## Work required
Return the entries below in their exact form, leaving the pictures out.

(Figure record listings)
============

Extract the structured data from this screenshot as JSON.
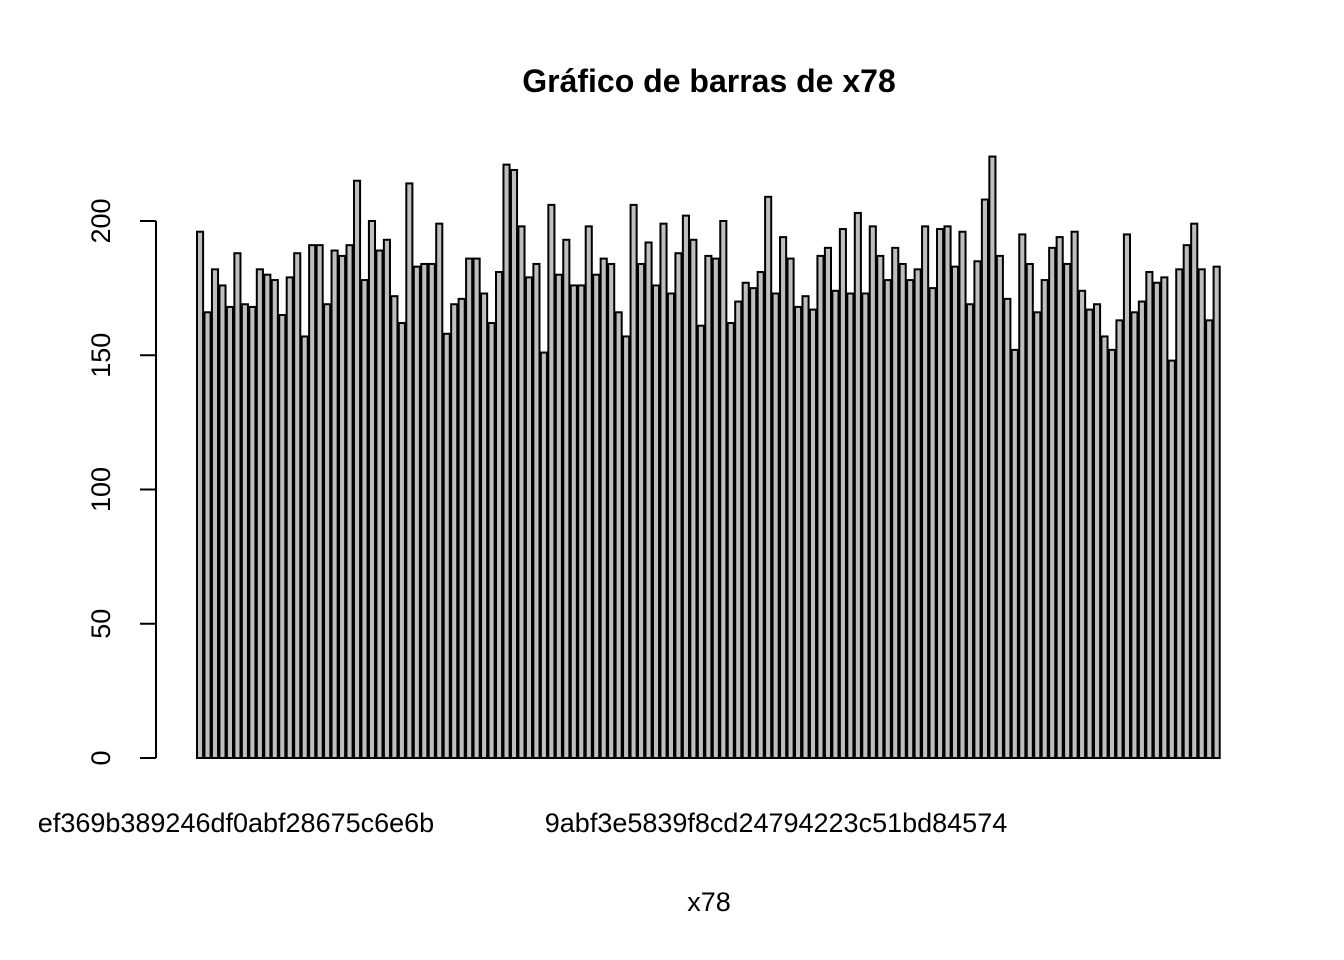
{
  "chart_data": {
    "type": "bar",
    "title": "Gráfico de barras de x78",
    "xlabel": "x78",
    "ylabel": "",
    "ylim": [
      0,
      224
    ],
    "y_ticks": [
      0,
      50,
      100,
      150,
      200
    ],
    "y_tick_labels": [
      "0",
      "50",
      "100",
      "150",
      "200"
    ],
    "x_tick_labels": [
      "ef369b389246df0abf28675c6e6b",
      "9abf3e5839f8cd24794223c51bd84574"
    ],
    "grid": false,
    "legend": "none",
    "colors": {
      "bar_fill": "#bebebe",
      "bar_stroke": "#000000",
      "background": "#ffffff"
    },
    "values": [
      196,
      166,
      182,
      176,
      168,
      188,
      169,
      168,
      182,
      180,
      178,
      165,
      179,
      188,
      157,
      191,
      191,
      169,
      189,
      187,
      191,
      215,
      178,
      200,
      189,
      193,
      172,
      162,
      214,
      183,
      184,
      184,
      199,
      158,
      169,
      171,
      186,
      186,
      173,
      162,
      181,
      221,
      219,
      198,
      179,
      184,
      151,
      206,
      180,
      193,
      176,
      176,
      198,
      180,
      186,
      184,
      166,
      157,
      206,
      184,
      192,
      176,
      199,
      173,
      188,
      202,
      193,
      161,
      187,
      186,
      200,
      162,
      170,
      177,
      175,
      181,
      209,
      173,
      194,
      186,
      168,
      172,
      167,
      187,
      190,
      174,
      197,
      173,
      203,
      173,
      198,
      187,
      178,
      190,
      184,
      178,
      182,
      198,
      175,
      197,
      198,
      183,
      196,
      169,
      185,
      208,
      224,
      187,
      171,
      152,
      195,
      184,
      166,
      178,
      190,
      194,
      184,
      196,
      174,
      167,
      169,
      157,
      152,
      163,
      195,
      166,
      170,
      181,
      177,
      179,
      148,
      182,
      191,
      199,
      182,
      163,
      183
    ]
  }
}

============

## The response
Extract the structured data from this screenshot as JSON.
{
  "chart_data": {
    "type": "bar",
    "title": "Gráfico de barras de x78",
    "xlabel": "x78",
    "ylabel": "",
    "ylim": [
      0,
      224
    ],
    "y_ticks": [
      0,
      50,
      100,
      150,
      200
    ],
    "y_tick_labels": [
      "0",
      "50",
      "100",
      "150",
      "200"
    ],
    "x_tick_labels": [
      "ef369b389246df0abf28675c6e6b",
      "9abf3e5839f8cd24794223c51bd84574"
    ],
    "grid": false,
    "legend": "none",
    "colors": {
      "bar_fill": "#bebebe",
      "bar_stroke": "#000000",
      "background": "#ffffff"
    },
    "values": [
      196,
      166,
      182,
      176,
      168,
      188,
      169,
      168,
      182,
      180,
      178,
      165,
      179,
      188,
      157,
      191,
      191,
      169,
      189,
      187,
      191,
      215,
      178,
      200,
      189,
      193,
      172,
      162,
      214,
      183,
      184,
      184,
      199,
      158,
      169,
      171,
      186,
      186,
      173,
      162,
      181,
      221,
      219,
      198,
      179,
      184,
      151,
      206,
      180,
      193,
      176,
      176,
      198,
      180,
      186,
      184,
      166,
      157,
      206,
      184,
      192,
      176,
      199,
      173,
      188,
      202,
      193,
      161,
      187,
      186,
      200,
      162,
      170,
      177,
      175,
      181,
      209,
      173,
      194,
      186,
      168,
      172,
      167,
      187,
      190,
      174,
      197,
      173,
      203,
      173,
      198,
      187,
      178,
      190,
      184,
      178,
      182,
      198,
      175,
      197,
      198,
      183,
      196,
      169,
      185,
      208,
      224,
      187,
      171,
      152,
      195,
      184,
      166,
      178,
      190,
      194,
      184,
      196,
      174,
      167,
      169,
      157,
      152,
      163,
      195,
      166,
      170,
      181,
      177,
      179,
      148,
      182,
      191,
      199,
      182,
      163,
      183
    ]
  }
}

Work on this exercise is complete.